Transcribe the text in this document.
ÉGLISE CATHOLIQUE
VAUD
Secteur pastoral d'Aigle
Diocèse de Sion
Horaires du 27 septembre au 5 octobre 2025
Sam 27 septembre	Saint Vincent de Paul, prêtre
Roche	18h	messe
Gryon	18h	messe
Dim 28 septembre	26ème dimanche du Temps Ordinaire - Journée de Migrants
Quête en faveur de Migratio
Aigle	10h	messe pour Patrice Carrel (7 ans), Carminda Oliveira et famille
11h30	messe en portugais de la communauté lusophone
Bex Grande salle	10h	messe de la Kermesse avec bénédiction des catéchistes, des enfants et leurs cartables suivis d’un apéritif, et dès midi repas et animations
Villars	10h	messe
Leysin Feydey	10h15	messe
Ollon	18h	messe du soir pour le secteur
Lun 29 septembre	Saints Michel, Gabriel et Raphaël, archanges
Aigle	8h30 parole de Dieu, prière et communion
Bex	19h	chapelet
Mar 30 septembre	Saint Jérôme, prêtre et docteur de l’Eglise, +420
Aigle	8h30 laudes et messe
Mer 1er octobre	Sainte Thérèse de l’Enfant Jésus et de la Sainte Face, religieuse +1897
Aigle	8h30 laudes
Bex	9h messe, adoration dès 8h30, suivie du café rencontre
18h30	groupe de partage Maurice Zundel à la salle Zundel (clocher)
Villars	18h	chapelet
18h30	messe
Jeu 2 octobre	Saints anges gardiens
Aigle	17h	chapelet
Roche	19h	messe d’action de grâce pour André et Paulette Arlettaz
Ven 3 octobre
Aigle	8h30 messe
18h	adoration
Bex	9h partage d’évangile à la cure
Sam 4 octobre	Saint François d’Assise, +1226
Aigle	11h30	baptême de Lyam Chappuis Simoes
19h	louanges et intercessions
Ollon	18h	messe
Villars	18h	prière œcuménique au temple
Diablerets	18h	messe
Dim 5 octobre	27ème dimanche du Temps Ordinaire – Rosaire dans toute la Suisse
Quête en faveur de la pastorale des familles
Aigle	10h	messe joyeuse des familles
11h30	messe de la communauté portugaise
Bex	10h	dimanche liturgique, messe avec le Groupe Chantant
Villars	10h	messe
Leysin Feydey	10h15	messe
━━━━
## [DO THIS]
Output all of the data again, exactly.

## [EXERCISE RESULT]
Transcribe the text in this document.
ÉGLISE CATHOLIQUE
VAUD
Secteur pastoral d'Aigle
Diocèse de Sion
Horaires du 27 septembre au 5 octobre 2025
Sam 27 septembre	Saint Vincent de Paul, prêtre
Roche	18h	messe
Gryon	18h	messe
Dim 28 septembre	26ème dimanche du Temps Ordinaire - Journée de Migrants
Quête en faveur de Migratio
Aigle	10h	messe pour Patrice Carrel (7 ans), Carminda Oliveira et famille
11h30	messe en portugais de la communauté lusophone
Bex Grande salle	10h	messe de la Kermesse avec bénédiction des catéchistes, des enfants et leurs cartables suivis d’un apéritif, et dès midi repas et animations
Villars	10h	messe
Leysin Feydey	10h15	messe
Ollon	18h	messe du soir pour le secteur
Lun 29 septembre	Saints Michel, Gabriel et Raphaël, archanges
Aigle	8h30 parole de Dieu, prière et communion
Bex	19h	chapelet
Mar 30 septembre	Saint Jérôme, prêtre et docteur de l’Eglise, +420
Aigle	8h30 laudes et messe
Mer 1er octobre	Sainte Thérèse de l’Enfant Jésus et de la Sainte Face, religieuse +1897
Aigle	8h30 laudes
Bex	9h messe, adoration dès 8h30, suivie du café rencontre
18h30	groupe de partage Maurice Zundel à la salle Zundel (clocher)
Villars	18h	chapelet
18h30	messe
Jeu 2 octobre	Saints anges gardiens
Aigle	17h	chapelet
Roche	19h	messe d’action de grâce pour André et Paulette Arlettaz
Ven 3 octobre
Aigle	8h30 messe
18h	adoration
Bex	9h partage d’évangile à la cure
Sam 4 octobre	Saint François d’Assise, +1226
Aigle	11h30	baptême de Lyam Chappuis Simoes
19h	louanges et intercessions
Ollon	18h	messe
Villars	18h	prière œcuménique au temple
Diablerets	18h	messe
Dim 5 octobre	27ème dimanche du Temps Ordinaire – Rosaire dans toute la Suisse
Quête en faveur de la pastorale des familles
Aigle	10h	messe joyeuse des familles
11h30	messe de la communauté portugaise
Bex	10h	dimanche liturgique, messe avec le Groupe Chantant
Villars	10h	messe
Leysin Feydey	10h15	messe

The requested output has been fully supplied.